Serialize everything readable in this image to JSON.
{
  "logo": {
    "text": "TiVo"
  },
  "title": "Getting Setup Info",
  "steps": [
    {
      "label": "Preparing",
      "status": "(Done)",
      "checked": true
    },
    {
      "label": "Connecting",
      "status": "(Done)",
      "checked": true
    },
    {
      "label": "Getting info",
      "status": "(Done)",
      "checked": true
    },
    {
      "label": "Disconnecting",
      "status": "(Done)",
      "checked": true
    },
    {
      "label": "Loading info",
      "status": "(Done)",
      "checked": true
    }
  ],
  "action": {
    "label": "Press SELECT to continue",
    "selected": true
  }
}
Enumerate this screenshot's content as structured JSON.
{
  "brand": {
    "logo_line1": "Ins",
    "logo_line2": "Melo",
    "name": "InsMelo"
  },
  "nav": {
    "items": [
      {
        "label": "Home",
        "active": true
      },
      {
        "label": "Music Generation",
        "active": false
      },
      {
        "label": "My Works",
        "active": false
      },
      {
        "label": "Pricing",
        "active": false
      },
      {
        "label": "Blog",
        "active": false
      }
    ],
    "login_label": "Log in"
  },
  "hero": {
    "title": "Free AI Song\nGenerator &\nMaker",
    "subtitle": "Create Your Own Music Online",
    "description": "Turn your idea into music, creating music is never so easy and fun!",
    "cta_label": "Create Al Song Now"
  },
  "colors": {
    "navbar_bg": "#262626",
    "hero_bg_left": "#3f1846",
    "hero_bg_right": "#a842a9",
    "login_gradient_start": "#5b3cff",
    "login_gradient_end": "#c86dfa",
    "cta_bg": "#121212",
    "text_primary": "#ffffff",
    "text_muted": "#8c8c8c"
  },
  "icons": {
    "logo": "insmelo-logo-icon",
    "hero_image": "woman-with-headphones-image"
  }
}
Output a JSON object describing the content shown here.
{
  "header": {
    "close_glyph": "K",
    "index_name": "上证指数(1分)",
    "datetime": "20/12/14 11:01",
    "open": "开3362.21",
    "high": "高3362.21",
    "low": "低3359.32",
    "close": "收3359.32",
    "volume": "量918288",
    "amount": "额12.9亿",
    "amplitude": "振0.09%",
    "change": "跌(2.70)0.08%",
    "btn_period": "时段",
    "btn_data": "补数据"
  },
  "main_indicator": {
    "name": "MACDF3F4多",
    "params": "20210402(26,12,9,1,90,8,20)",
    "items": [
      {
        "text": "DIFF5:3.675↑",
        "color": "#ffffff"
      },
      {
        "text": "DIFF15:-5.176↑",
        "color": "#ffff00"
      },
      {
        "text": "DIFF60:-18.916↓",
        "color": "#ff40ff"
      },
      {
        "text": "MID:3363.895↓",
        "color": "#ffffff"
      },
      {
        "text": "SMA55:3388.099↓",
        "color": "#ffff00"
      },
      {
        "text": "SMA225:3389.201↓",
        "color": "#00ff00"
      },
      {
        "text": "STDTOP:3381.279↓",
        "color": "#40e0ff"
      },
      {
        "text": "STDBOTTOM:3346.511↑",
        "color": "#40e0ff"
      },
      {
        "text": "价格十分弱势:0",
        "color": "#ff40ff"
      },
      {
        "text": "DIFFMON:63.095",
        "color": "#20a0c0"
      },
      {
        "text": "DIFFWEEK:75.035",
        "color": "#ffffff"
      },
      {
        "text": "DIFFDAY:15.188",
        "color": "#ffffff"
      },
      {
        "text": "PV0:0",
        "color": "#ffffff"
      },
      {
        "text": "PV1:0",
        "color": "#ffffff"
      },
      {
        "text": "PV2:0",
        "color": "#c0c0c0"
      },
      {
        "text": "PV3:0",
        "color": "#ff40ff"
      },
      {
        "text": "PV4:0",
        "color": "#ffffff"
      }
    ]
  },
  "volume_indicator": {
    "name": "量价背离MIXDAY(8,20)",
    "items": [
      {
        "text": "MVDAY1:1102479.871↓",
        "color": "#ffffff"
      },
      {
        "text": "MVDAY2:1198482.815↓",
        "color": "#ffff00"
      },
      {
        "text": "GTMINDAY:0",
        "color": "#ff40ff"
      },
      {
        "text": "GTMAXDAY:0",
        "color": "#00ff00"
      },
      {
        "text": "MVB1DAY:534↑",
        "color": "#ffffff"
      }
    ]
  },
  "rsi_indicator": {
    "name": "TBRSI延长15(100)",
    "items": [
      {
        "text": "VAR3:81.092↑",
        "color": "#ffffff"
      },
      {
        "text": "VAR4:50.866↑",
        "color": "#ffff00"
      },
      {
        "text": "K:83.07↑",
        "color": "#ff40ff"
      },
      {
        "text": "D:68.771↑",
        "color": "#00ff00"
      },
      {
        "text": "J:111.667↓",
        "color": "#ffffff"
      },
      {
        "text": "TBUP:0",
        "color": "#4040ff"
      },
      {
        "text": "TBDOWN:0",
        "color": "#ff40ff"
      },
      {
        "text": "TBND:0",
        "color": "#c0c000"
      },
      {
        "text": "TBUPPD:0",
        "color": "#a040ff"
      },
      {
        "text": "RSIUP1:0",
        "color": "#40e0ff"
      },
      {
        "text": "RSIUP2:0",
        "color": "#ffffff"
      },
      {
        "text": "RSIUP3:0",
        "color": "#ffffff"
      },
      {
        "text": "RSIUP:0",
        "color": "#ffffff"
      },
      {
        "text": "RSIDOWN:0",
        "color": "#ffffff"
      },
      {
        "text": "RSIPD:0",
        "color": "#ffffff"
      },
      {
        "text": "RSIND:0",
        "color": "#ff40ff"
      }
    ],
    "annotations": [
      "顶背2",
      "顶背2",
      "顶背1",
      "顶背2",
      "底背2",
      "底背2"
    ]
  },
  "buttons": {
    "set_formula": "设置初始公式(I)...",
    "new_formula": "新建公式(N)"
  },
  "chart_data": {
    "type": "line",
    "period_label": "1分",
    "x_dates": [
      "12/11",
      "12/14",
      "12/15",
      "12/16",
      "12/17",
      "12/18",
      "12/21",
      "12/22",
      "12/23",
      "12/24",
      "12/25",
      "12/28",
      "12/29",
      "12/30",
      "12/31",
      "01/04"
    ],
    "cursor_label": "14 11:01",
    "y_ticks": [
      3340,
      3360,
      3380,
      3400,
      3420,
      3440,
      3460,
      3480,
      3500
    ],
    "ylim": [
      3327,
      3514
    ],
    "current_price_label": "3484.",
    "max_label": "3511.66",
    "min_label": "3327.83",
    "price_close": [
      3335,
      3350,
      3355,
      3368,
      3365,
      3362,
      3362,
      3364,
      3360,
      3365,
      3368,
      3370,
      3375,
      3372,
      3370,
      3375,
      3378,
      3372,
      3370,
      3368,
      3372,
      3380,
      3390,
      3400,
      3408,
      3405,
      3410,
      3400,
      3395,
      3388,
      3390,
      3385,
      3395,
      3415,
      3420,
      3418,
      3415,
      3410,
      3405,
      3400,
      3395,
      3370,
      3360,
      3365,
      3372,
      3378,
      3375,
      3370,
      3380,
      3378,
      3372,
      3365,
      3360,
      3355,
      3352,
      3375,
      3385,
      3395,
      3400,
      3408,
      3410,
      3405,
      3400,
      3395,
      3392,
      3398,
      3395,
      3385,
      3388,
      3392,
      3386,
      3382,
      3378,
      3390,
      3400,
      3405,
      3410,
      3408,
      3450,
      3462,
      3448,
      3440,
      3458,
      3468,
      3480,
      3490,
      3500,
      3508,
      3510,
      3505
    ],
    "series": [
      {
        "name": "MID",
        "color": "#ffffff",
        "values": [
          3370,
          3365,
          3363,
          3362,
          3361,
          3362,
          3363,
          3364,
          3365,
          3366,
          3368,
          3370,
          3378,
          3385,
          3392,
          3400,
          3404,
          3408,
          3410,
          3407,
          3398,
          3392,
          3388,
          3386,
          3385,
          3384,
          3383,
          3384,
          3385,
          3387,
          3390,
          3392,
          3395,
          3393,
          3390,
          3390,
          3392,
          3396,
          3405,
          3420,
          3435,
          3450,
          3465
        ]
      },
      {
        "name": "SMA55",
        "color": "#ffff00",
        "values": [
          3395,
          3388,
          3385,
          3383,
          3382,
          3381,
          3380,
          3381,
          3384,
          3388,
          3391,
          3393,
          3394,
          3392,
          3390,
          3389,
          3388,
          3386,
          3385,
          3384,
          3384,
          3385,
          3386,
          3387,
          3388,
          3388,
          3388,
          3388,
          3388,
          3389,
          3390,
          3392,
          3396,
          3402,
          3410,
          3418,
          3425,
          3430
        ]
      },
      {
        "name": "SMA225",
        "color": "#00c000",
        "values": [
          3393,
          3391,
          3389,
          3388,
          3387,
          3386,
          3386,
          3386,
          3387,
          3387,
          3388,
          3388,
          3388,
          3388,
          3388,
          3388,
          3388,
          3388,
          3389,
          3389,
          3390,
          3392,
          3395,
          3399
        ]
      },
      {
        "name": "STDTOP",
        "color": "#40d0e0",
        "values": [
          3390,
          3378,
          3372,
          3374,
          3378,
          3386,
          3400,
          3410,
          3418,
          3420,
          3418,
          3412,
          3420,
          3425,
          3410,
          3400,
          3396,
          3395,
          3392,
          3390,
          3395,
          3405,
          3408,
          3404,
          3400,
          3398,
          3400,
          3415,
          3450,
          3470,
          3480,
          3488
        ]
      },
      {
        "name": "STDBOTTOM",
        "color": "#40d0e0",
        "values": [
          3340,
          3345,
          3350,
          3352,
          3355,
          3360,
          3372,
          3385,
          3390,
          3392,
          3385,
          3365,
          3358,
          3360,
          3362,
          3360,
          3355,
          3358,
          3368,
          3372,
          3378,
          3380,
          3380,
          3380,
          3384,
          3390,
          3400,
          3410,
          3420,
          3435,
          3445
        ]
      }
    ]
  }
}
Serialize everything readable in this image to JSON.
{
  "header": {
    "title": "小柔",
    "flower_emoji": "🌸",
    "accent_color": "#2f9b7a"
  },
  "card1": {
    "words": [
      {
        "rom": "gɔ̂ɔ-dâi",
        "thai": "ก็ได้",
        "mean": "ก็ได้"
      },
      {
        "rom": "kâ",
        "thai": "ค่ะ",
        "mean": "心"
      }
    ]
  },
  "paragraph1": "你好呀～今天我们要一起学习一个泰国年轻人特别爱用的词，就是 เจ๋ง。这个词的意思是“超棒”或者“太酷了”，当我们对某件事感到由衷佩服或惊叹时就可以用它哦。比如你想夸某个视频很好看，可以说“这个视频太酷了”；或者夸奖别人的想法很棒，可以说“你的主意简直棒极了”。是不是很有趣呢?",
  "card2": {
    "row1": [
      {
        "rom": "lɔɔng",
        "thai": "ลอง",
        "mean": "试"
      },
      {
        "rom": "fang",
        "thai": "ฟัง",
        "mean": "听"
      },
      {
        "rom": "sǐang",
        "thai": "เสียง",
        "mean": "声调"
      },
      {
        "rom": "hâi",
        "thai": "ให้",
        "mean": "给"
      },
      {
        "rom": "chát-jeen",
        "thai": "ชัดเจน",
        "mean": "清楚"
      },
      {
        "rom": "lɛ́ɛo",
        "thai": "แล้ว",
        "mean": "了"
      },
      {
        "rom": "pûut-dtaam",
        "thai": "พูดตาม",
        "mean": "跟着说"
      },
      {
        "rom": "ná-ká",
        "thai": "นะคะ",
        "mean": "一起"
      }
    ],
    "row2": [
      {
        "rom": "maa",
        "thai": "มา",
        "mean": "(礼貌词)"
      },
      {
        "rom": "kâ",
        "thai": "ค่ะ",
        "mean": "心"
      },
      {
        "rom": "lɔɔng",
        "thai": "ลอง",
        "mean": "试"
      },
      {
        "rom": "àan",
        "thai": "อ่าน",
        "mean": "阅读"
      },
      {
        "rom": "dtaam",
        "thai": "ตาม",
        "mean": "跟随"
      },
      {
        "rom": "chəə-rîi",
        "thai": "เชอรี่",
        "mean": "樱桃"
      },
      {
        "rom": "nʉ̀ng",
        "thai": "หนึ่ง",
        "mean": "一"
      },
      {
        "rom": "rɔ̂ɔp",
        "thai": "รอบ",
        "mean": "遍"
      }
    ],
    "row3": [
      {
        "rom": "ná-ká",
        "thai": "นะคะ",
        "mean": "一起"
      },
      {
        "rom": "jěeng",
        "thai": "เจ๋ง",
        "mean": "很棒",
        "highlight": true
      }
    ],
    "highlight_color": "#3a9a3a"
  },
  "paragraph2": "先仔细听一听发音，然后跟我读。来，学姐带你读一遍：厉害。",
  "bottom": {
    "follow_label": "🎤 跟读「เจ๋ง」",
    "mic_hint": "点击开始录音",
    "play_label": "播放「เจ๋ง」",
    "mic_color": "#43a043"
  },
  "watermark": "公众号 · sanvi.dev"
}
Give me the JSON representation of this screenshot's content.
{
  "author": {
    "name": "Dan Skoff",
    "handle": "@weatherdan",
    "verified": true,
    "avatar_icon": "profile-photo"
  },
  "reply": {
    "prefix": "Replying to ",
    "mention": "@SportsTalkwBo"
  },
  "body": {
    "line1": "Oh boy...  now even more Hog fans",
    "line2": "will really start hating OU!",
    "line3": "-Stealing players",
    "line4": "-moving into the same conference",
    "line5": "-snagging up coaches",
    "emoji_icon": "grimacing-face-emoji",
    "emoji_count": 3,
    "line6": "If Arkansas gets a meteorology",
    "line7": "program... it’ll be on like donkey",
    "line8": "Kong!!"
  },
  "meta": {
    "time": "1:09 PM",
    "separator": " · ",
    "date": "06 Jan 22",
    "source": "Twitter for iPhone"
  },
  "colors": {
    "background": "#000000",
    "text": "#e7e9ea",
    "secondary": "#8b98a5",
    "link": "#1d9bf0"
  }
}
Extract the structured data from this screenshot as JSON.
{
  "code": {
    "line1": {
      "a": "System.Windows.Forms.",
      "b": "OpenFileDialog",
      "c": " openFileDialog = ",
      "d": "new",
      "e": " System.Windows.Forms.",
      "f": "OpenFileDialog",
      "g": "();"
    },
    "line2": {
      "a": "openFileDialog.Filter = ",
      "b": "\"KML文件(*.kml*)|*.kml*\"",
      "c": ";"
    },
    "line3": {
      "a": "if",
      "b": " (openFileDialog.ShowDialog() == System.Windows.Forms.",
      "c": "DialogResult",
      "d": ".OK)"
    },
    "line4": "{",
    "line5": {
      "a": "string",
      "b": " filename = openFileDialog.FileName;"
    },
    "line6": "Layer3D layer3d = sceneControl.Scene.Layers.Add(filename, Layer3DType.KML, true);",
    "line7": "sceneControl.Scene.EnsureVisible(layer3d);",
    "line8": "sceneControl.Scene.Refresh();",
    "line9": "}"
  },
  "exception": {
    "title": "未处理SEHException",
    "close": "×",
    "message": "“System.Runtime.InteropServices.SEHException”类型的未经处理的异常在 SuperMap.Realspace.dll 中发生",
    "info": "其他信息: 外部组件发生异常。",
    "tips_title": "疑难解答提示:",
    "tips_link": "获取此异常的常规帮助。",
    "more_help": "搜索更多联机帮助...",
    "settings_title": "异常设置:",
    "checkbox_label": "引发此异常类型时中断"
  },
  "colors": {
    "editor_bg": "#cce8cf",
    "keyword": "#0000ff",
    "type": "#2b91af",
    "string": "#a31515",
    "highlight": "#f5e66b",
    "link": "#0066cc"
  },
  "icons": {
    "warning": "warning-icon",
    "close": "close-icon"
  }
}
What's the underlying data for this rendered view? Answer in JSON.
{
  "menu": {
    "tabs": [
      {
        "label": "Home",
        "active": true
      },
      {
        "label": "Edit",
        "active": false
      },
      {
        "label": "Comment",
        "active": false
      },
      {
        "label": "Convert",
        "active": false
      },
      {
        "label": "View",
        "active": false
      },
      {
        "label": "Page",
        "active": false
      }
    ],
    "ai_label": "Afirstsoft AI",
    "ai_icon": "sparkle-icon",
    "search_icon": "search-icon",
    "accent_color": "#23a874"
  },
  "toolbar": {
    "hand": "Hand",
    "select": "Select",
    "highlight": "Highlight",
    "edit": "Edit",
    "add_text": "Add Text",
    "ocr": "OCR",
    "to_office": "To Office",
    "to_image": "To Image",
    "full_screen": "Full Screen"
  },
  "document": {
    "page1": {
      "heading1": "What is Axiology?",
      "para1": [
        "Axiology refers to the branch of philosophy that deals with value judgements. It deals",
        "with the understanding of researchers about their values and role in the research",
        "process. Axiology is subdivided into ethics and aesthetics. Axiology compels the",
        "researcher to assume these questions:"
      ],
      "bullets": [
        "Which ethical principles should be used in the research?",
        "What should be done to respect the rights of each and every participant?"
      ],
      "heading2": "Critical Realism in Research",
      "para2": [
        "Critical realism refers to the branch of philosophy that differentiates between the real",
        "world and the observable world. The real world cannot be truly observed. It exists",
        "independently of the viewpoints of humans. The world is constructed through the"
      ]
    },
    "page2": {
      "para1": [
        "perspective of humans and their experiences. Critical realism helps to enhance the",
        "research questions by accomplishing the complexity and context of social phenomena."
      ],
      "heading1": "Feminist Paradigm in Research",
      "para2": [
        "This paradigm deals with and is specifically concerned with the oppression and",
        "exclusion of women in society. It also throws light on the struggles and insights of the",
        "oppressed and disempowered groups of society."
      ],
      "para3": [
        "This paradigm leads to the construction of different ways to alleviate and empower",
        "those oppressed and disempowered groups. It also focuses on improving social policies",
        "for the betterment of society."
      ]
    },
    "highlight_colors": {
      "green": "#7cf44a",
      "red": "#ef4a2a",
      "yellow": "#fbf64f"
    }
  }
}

What you should do: Search the data for "Song". Copy every matching line.

Exercise solution:
    "title": "Free AI Song\nGenerator &\nMaker",
    "cta_label": "Create Al Song Now"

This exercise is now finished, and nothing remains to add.